Exercise details: Your task is to repeat the entries exactly. Leave the pictures out.

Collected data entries
'''

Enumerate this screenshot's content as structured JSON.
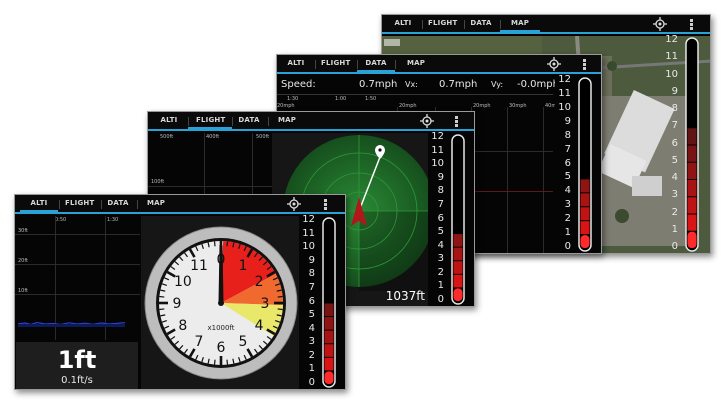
{
  "tabs": [
    "ALTI",
    "FLIGHT",
    "DATA",
    "MAP"
  ],
  "scale_labels": [
    "12",
    "11",
    "10",
    "9",
    "8",
    "7",
    "6",
    "5",
    "4",
    "3",
    "2",
    "1",
    "0"
  ],
  "colors": {
    "accent": "#2aa2d6",
    "bar_red": "#e01e1e",
    "radar_green": "#1f6e28"
  },
  "map": {
    "icons": [
      "gps-target-icon",
      "overflow-menu-icon"
    ],
    "scale_levels": 7
  },
  "data": {
    "speed_label": "Speed:",
    "speed_value": "0.7mph",
    "vx_label": "Vx:",
    "vx_value": "0.7mph",
    "vy_label": "Vy:",
    "vy_value": "-0.0mph",
    "time_ticks": [
      "1:30",
      "1:00",
      "1:50"
    ],
    "speed_ticks": [
      "20mph",
      "20mph",
      "20mph",
      "30mph",
      "40mph"
    ],
    "scale_levels": 5
  },
  "flight": {
    "grid_top_labels": [
      "500ft",
      "400ft",
      "500ft"
    ],
    "grid_side_label": "100ft",
    "altitude_readout": "1037ft",
    "scale_levels": 5
  },
  "alti": {
    "time_ticks": [
      "0:50",
      "1:30"
    ],
    "alt_ticks": [
      "30ft",
      "20ft",
      "10ft"
    ],
    "altitude_value": "1ft",
    "vertical_speed": "0.1ft/s",
    "dial_numbers": [
      "0",
      "1",
      "2",
      "3",
      "4",
      "5",
      "6",
      "7",
      "8",
      "9",
      "10",
      "11"
    ],
    "dial_unit": "x1000ft",
    "scale_levels": 6
  }
}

'''

Response:
Enumerate this screenshot's content as structured JSON.
{
  "tabs": [
    "ALTI",
    "FLIGHT",
    "DATA",
    "MAP"
  ],
  "scale_labels": [
    "12",
    "11",
    "10",
    "9",
    "8",
    "7",
    "6",
    "5",
    "4",
    "3",
    "2",
    "1",
    "0"
  ],
  "colors": {
    "accent": "#2aa2d6",
    "bar_red": "#e01e1e",
    "radar_green": "#1f6e28"
  },
  "map": {
    "icons": [
      "gps-target-icon",
      "overflow-menu-icon"
    ],
    "scale_levels": 7
  },
  "data": {
    "speed_label": "Speed:",
    "speed_value": "0.7mph",
    "vx_label": "Vx:",
    "vx_value": "0.7mph",
    "vy_label": "Vy:",
    "vy_value": "-0.0mph",
    "time_ticks": [
      "1:30",
      "1:00",
      "1:50"
    ],
    "speed_ticks": [
      "20mph",
      "20mph",
      "20mph",
      "30mph",
      "40mph"
    ],
    "scale_levels": 5
  },
  "flight": {
    "grid_top_labels": [
      "500ft",
      "400ft",
      "500ft"
    ],
    "grid_side_label": "100ft",
    "altitude_readout": "1037ft",
    "scale_levels": 5
  },
  "alti": {
    "time_ticks": [
      "0:50",
      "1:30"
    ],
    "alt_ticks": [
      "30ft",
      "20ft",
      "10ft"
    ],
    "altitude_value": "1ft",
    "vertical_speed": "0.1ft/s",
    "dial_numbers": [
      "0",
      "1",
      "2",
      "3",
      "4",
      "5",
      "6",
      "7",
      "8",
      "9",
      "10",
      "11"
    ],
    "dial_unit": "x1000ft",
    "scale_levels": 6
  }
}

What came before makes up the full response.